**WORK TO DO**
Return all lines in the material below that contain "millions".

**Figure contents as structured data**
──────────

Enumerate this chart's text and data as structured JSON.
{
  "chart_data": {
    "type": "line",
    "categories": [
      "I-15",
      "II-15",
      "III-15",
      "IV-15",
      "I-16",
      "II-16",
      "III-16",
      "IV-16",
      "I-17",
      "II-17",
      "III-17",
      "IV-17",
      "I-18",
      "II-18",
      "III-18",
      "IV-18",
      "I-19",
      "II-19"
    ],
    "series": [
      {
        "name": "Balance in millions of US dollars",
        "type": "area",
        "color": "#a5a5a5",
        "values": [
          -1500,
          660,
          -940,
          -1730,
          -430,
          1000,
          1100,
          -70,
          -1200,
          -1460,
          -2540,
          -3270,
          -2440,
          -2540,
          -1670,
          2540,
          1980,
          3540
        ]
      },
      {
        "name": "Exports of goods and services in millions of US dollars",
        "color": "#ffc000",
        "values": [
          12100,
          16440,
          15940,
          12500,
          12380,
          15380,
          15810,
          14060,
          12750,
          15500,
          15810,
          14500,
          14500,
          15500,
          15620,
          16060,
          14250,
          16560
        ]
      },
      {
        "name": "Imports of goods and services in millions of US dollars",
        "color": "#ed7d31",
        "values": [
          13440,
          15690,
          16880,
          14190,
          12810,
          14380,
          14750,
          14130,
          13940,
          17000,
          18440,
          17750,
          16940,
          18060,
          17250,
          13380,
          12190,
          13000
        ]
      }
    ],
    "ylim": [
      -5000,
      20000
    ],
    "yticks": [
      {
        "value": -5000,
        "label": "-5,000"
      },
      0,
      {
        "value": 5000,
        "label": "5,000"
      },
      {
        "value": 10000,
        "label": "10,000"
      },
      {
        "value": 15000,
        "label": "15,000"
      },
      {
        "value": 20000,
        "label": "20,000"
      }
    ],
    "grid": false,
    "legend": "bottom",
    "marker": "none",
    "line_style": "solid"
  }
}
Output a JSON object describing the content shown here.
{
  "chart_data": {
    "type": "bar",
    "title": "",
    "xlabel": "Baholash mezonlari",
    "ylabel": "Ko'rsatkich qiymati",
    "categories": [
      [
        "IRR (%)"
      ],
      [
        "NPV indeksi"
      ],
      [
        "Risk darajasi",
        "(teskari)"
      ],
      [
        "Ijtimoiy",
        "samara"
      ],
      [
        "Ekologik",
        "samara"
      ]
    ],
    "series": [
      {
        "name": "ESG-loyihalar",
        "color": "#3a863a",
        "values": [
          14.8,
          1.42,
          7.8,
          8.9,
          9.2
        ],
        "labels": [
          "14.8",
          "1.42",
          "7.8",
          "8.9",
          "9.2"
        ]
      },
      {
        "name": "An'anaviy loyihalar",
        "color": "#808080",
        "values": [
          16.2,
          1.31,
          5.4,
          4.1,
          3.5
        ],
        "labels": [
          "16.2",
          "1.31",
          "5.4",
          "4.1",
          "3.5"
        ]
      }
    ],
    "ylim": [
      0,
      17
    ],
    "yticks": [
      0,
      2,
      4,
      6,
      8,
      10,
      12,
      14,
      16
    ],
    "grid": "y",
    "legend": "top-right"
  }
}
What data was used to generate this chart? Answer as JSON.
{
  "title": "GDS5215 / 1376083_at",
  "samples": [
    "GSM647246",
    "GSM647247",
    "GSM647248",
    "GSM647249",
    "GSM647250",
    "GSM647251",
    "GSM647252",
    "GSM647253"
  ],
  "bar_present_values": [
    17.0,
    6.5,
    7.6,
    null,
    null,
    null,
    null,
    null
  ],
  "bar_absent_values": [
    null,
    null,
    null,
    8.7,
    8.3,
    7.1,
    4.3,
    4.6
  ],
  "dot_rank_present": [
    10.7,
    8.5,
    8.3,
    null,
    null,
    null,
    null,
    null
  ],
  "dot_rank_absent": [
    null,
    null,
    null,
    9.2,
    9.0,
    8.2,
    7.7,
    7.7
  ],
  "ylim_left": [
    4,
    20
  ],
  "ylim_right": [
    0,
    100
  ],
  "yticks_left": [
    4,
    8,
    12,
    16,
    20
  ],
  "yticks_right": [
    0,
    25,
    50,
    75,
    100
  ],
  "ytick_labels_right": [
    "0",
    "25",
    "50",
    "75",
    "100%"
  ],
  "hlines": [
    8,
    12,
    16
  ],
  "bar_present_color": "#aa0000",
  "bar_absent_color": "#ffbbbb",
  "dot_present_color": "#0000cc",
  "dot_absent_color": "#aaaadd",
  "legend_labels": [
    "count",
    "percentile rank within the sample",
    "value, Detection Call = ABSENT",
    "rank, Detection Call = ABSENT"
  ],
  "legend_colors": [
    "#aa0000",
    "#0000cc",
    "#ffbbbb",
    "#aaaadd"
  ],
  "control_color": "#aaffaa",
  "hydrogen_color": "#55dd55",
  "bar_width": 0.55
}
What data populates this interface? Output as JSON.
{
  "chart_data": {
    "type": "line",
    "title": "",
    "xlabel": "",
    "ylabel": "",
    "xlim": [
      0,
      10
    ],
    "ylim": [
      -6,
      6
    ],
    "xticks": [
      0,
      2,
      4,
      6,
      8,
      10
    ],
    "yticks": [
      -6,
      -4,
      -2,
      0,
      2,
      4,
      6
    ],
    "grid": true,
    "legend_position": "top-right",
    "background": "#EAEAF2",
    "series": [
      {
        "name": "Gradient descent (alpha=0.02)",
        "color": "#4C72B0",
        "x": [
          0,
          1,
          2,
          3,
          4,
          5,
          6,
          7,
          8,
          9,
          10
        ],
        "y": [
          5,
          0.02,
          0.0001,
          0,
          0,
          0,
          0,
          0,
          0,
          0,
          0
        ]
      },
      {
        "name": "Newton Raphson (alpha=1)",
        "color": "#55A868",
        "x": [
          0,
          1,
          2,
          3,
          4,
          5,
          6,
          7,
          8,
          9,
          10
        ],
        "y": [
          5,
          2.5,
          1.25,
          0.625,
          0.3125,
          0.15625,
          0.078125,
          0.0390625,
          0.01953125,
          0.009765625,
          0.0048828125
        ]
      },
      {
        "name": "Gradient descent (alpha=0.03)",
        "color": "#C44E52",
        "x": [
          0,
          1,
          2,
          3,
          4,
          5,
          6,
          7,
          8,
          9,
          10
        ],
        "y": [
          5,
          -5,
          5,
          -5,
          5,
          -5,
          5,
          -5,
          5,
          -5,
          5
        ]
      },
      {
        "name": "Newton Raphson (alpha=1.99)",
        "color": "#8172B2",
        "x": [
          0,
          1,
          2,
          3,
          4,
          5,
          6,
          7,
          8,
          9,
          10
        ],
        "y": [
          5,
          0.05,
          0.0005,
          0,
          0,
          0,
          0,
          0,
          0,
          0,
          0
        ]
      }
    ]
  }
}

──────────

**RESPONSE TO THE EXERCISE**
        "name": "Balance in millions of US dollars",
        "name": "Exports of goods and services in millions of US dollars",
        "name": "Imports of goods and services in millions of US dollars",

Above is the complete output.